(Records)
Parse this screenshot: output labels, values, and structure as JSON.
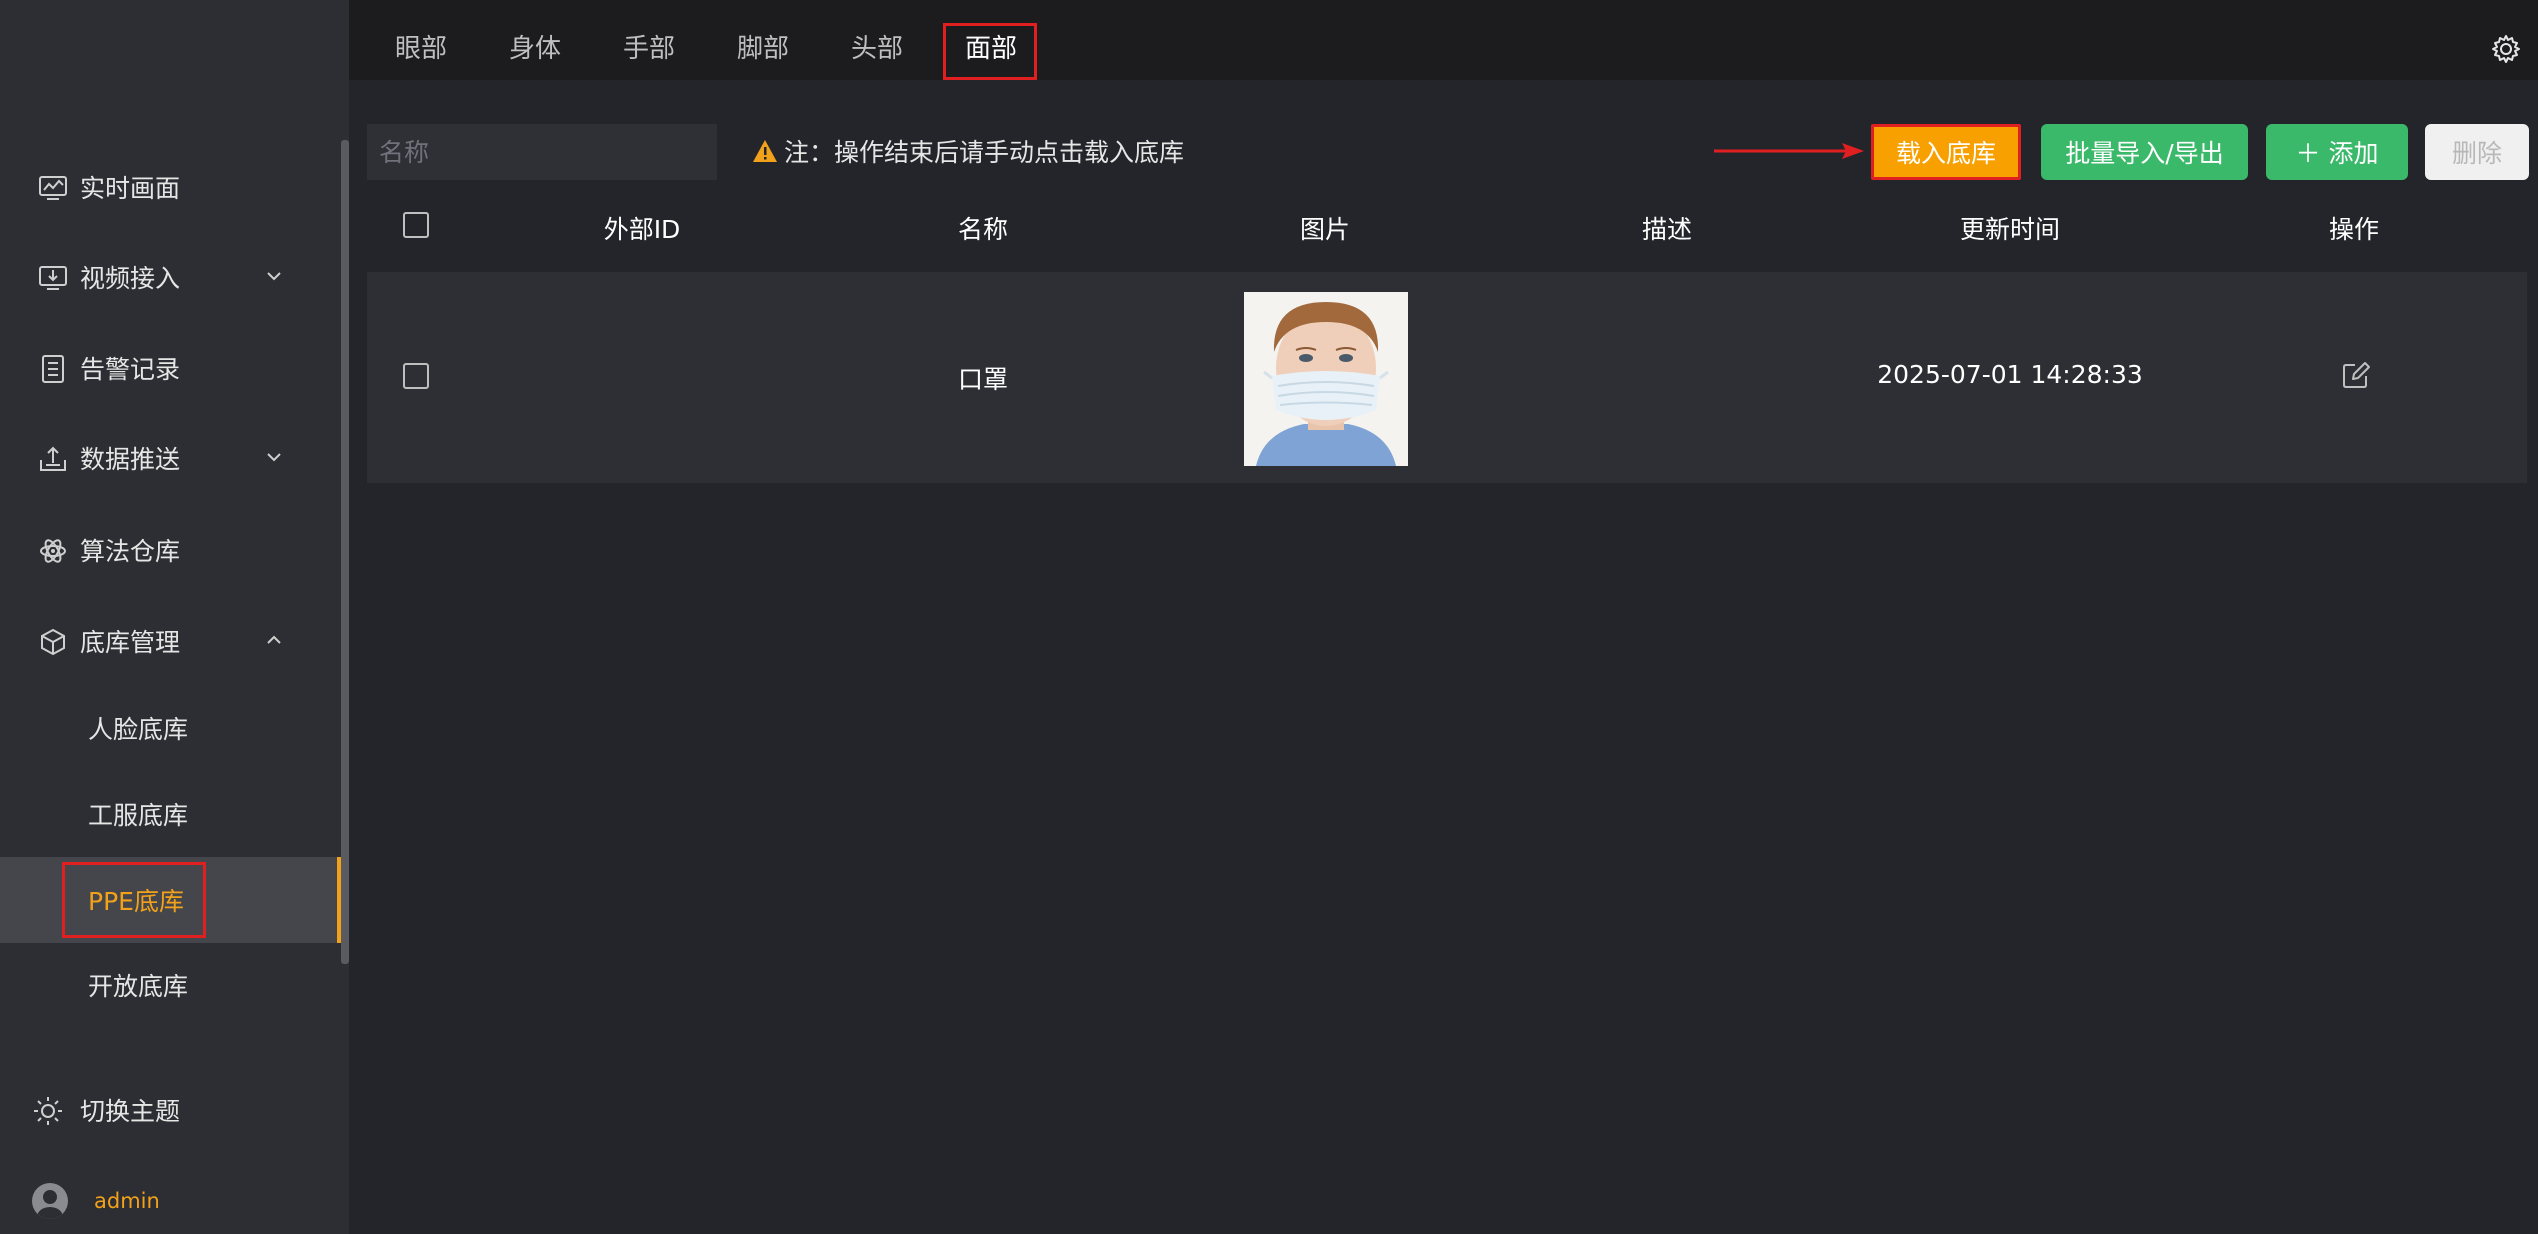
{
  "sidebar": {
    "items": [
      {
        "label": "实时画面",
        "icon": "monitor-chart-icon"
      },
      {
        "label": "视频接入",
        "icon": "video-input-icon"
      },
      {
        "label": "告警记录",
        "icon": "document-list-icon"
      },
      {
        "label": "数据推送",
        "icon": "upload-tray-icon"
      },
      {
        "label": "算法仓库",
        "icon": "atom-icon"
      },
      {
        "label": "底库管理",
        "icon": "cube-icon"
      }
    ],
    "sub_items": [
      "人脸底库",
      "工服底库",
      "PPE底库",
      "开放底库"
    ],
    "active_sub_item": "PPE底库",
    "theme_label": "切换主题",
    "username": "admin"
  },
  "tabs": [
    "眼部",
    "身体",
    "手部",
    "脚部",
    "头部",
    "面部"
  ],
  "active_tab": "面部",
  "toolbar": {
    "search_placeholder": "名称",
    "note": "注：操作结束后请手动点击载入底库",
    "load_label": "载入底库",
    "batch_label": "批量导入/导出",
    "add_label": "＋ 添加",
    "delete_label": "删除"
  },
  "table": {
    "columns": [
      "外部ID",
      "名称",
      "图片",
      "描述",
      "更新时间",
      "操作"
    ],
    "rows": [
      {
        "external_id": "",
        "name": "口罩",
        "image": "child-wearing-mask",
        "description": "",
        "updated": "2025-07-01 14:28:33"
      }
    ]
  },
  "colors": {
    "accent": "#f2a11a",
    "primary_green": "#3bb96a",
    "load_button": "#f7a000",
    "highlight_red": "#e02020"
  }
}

--

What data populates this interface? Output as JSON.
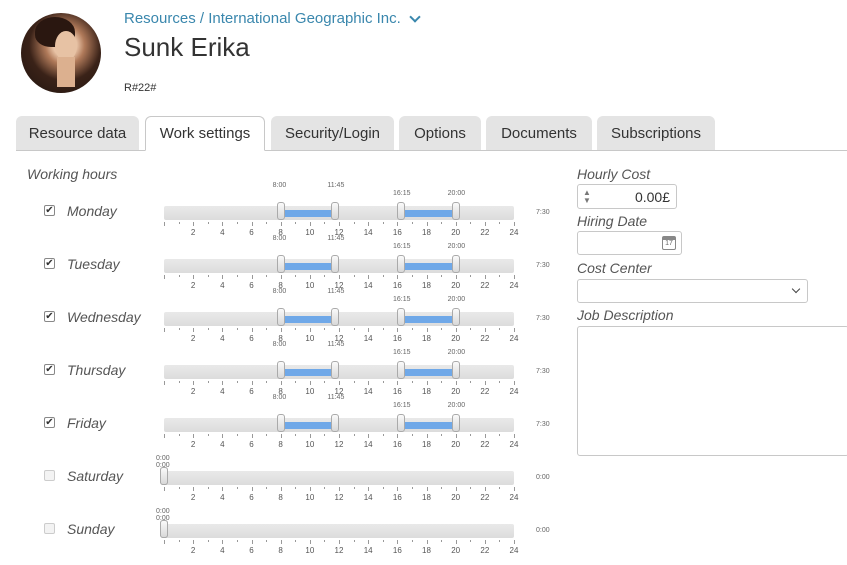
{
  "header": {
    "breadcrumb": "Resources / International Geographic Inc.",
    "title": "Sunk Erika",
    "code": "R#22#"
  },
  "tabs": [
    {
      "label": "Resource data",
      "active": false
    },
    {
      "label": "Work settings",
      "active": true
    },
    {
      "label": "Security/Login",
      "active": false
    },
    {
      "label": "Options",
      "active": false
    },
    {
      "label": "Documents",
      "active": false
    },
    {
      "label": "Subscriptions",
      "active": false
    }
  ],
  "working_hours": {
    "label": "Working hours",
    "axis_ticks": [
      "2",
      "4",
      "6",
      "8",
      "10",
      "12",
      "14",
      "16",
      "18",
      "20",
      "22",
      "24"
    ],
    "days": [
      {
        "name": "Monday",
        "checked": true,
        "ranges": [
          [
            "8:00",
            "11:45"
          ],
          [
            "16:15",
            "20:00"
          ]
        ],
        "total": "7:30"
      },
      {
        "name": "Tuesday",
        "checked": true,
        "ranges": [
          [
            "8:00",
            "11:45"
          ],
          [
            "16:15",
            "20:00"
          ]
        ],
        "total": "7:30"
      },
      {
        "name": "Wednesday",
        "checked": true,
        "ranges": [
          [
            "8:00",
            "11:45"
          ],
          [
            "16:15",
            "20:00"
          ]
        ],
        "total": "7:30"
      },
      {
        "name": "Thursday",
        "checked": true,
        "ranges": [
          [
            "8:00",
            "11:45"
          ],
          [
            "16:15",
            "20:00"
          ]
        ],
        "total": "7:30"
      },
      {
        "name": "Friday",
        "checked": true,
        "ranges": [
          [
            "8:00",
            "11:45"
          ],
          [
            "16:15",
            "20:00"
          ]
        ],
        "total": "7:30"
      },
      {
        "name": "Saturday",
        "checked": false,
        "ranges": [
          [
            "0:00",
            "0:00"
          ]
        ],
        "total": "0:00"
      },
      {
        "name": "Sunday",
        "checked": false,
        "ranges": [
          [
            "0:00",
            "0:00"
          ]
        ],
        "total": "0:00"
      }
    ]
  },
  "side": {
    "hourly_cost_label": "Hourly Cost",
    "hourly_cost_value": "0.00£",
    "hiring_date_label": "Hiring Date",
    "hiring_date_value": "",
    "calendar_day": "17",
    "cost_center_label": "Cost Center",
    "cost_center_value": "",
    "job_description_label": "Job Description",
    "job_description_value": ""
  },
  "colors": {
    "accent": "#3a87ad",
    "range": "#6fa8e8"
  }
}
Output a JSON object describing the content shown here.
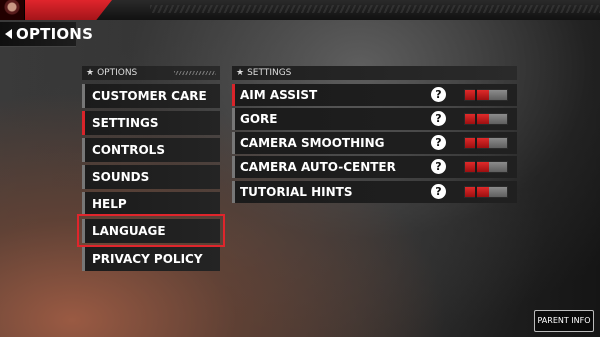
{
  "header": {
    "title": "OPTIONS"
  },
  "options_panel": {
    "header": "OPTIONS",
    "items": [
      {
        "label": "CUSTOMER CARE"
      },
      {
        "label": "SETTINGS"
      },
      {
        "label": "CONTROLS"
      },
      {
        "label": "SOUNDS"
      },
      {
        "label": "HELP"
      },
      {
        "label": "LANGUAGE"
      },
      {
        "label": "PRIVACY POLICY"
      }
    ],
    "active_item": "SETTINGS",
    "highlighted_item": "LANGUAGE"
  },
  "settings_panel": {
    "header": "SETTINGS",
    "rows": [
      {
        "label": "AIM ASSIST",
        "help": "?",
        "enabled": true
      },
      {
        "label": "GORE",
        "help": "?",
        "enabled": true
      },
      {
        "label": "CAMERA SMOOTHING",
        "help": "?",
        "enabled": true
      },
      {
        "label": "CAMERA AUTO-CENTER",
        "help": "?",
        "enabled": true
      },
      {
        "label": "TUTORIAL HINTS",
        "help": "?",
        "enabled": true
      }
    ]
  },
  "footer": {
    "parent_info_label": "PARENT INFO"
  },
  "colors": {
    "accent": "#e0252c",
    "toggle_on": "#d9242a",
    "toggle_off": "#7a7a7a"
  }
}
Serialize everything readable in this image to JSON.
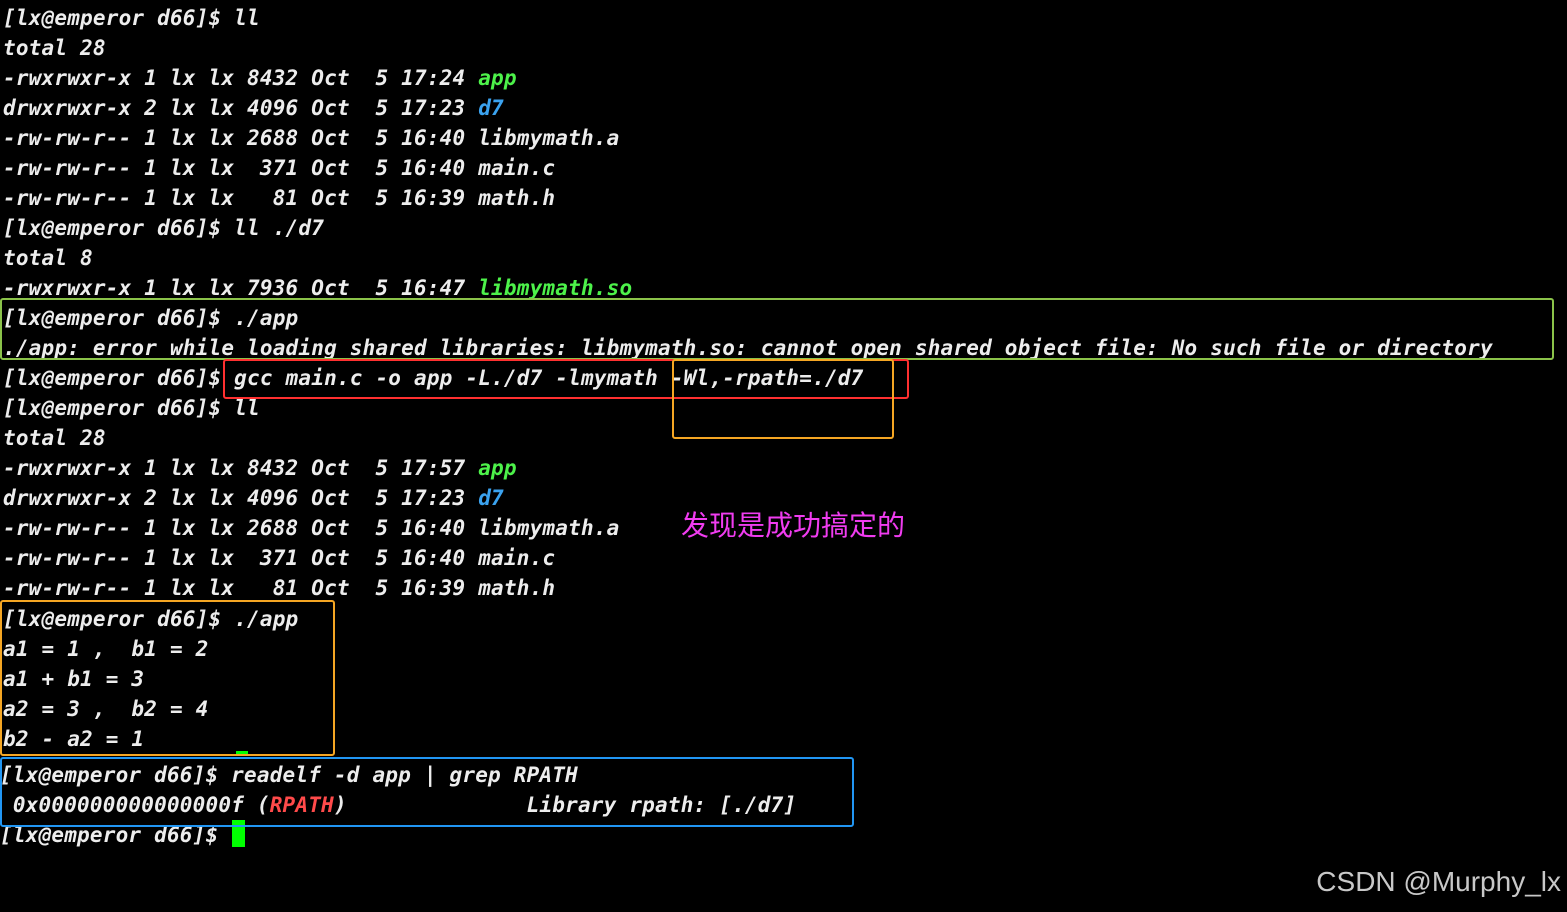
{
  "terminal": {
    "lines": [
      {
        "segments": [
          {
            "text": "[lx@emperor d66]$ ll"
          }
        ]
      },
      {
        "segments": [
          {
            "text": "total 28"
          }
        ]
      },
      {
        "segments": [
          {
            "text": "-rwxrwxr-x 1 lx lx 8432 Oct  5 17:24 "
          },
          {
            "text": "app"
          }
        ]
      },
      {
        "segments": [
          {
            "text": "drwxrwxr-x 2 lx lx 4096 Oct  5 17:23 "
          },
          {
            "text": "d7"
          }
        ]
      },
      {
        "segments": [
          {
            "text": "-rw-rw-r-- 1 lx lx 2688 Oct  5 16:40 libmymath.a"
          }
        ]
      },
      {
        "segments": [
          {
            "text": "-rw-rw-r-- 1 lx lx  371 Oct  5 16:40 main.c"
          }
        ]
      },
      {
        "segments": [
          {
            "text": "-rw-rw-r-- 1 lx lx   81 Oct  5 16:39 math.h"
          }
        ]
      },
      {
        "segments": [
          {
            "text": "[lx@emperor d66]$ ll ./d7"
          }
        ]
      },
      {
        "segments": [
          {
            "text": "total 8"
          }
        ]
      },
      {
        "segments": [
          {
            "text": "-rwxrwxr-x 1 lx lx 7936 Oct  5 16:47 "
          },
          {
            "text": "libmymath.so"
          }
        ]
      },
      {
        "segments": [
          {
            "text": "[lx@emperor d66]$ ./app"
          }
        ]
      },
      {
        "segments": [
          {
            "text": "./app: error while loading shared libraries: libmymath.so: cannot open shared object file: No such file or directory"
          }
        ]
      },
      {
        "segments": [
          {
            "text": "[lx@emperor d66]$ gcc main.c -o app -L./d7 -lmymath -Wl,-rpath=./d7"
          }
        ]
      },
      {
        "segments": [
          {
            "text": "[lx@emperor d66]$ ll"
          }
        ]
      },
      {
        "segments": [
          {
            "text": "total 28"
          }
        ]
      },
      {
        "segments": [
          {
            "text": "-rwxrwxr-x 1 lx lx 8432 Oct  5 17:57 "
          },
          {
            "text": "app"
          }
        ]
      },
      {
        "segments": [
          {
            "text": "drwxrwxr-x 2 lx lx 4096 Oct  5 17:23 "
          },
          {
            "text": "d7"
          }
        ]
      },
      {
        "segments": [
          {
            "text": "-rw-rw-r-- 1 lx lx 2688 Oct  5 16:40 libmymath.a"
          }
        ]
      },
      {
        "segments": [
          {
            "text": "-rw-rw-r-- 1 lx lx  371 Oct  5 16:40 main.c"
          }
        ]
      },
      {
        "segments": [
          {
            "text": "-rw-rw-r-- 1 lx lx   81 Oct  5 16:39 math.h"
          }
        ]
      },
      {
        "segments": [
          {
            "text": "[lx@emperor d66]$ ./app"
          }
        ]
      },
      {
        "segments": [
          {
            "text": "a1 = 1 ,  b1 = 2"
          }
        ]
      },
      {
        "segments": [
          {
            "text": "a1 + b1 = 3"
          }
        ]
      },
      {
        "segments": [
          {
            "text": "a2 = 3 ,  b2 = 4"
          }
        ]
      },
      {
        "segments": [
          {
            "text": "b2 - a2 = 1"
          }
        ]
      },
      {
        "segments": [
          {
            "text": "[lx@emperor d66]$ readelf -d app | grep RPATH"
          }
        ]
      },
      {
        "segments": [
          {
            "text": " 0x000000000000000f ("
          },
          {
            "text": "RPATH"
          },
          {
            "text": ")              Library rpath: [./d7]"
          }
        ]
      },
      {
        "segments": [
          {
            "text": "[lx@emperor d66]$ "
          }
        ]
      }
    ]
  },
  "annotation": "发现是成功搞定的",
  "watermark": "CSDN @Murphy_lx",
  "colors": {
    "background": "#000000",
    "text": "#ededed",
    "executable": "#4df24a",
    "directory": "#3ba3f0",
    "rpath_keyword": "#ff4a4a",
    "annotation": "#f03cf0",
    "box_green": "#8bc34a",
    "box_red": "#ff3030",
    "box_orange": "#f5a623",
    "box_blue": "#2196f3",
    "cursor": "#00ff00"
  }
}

● **EXERCISE PROMPT**
Determine how many of the lines above hold the word "header", and output that number by itself.

● **FINISHED EXERCISE**
4